- Data in this exercise
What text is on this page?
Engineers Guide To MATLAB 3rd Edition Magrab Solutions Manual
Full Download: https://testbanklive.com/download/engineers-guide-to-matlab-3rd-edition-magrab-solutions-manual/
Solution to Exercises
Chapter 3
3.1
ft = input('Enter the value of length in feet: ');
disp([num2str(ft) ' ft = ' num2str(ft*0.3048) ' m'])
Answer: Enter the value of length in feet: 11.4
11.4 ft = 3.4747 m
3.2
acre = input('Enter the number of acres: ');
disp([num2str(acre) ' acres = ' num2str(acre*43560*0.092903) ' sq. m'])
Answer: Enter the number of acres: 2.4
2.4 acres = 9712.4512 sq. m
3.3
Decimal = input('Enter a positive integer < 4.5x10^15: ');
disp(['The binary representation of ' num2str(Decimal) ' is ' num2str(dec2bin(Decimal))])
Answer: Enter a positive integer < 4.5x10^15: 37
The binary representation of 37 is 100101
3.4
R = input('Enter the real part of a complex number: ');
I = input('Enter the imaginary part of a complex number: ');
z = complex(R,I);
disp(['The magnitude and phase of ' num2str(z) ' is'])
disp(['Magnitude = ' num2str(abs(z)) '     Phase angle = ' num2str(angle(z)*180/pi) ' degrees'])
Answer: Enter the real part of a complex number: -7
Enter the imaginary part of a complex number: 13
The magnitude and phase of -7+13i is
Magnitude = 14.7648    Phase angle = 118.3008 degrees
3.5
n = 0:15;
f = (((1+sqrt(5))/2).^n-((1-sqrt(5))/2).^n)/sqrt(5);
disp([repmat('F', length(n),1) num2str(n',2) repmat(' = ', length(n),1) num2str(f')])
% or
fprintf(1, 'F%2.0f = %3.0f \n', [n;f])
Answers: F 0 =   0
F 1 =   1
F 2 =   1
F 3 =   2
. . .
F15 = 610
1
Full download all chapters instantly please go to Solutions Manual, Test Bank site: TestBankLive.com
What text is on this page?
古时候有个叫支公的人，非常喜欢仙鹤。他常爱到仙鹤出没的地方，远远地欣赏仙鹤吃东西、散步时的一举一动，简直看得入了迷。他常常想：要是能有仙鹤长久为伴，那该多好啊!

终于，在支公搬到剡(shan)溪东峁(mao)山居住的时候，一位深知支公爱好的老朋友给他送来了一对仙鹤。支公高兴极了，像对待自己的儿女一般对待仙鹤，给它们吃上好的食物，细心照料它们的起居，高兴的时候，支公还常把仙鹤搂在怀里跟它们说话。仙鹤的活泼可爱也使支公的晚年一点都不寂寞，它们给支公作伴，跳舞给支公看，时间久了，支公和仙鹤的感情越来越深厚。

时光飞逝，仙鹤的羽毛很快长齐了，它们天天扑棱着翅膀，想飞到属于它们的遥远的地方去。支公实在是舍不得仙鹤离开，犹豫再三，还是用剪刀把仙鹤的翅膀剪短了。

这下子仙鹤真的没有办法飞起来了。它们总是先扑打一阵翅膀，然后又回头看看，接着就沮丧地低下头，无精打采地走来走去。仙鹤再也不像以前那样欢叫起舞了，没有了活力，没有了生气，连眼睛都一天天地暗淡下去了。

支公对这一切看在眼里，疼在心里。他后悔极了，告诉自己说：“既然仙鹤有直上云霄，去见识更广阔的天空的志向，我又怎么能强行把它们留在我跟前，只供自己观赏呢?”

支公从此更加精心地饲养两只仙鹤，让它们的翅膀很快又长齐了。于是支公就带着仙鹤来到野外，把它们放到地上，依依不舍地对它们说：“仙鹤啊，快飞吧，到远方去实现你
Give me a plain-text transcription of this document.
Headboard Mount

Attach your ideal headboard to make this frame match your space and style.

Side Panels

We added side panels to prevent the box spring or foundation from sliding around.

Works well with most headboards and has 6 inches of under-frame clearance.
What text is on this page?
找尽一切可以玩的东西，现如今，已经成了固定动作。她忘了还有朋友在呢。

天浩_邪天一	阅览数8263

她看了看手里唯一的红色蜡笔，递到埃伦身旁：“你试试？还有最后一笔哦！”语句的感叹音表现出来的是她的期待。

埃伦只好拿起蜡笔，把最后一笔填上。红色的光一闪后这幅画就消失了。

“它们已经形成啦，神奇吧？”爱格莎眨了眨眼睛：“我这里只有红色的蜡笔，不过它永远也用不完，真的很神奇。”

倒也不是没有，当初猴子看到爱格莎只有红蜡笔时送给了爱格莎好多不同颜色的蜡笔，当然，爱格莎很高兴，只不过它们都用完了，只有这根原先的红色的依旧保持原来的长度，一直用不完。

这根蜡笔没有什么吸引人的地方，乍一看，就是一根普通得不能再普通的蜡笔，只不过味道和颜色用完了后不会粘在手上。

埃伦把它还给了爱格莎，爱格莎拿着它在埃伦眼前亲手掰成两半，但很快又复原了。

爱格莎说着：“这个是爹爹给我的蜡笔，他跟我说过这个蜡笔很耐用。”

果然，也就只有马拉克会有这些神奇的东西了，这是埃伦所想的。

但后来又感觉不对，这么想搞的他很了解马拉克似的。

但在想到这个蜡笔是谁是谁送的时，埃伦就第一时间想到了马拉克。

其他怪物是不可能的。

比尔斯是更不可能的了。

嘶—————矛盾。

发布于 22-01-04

- Challenge
Identify every line above with the string "frame" in it. Copy those lines.

- Task solution
Attach your ideal headboard to make this frame match your space and style.
Works well with most headboards and has 6 inches of under-frame clearance.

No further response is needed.